## WORKING DATA
╔══

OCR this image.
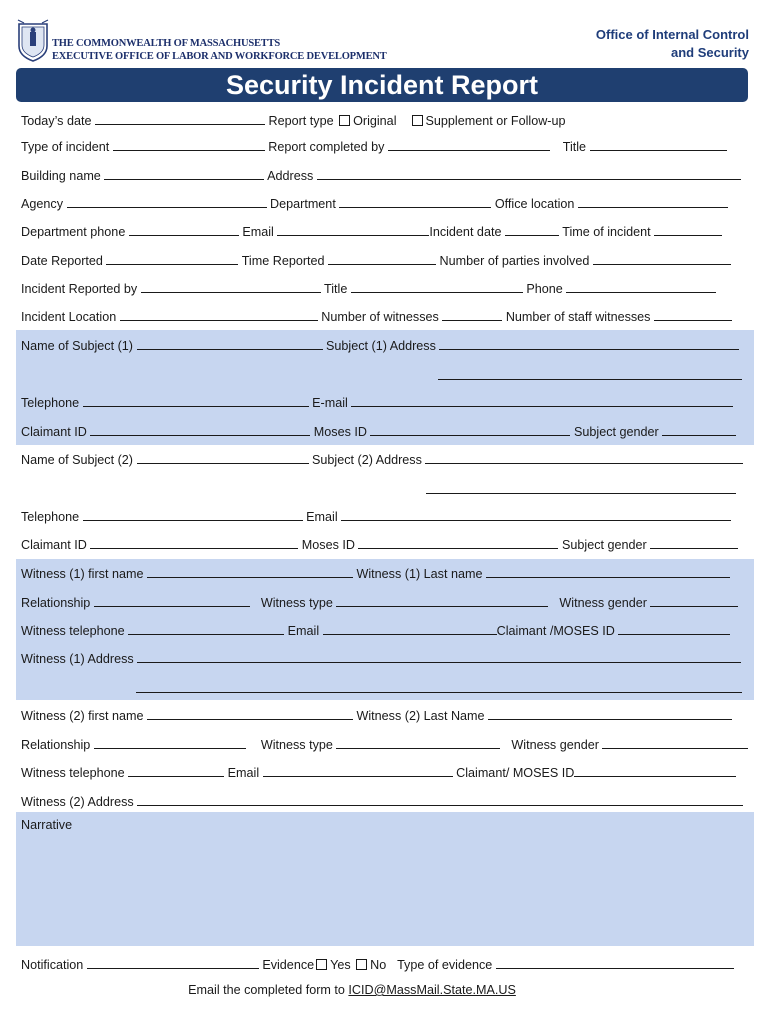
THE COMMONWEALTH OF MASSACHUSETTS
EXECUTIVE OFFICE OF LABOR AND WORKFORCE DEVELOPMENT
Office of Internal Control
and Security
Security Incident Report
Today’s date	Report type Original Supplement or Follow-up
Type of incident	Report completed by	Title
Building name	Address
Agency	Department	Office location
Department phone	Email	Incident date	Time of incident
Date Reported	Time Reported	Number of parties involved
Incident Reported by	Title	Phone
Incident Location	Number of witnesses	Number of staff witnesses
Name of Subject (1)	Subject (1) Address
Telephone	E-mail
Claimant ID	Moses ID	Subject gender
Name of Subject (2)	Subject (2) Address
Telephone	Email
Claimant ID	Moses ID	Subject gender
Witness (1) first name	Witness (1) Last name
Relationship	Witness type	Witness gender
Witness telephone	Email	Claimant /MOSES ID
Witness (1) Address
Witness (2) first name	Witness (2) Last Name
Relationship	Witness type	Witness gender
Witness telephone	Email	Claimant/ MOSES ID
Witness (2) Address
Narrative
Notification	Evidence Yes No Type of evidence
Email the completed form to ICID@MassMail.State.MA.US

╚══
╔══

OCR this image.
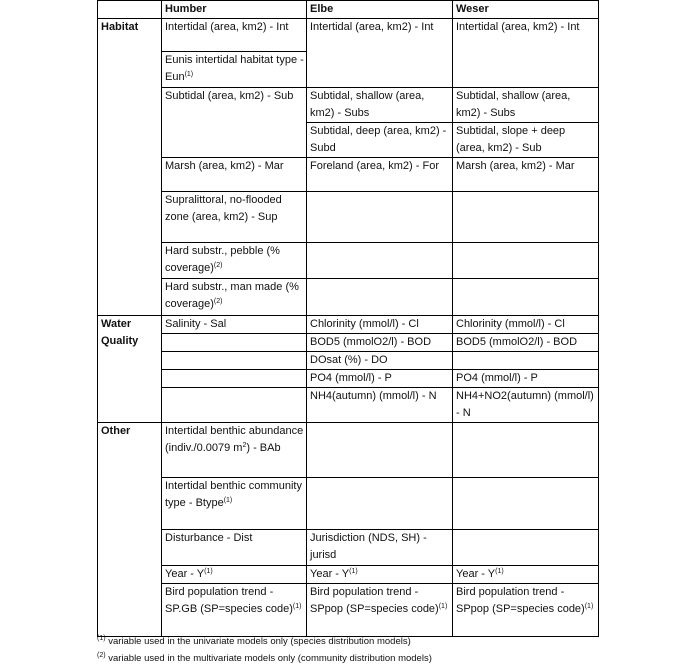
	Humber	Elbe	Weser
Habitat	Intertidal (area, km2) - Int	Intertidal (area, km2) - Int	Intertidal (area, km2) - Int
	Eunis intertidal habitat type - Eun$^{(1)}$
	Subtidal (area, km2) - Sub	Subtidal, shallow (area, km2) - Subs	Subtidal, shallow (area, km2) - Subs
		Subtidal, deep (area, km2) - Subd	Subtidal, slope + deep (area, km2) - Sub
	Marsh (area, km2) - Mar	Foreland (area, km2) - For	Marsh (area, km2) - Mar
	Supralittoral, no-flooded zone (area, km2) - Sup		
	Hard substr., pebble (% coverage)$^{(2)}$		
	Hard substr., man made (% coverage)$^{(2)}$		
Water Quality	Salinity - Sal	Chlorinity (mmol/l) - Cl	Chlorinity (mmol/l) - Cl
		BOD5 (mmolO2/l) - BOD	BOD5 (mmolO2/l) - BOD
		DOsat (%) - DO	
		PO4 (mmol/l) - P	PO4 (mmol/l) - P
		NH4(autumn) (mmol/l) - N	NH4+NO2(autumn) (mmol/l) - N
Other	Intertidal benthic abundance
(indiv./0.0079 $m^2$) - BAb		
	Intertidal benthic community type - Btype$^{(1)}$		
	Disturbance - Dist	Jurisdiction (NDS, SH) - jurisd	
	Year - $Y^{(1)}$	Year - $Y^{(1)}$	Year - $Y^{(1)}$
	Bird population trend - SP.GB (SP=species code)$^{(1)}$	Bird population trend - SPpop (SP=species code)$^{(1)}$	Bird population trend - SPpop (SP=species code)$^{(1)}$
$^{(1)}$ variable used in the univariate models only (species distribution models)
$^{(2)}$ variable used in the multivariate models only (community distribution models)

╚══

## THE REQUEST
From the data above, gather every line that includes the word "Subject".

## OUTPUT BELOW
Name of Subject (1)	Subject (1) Address
Claimant ID	Moses ID	Subject gender
Name of Subject (2)	Subject (2) Address
Claimant ID	Moses ID	Subject gender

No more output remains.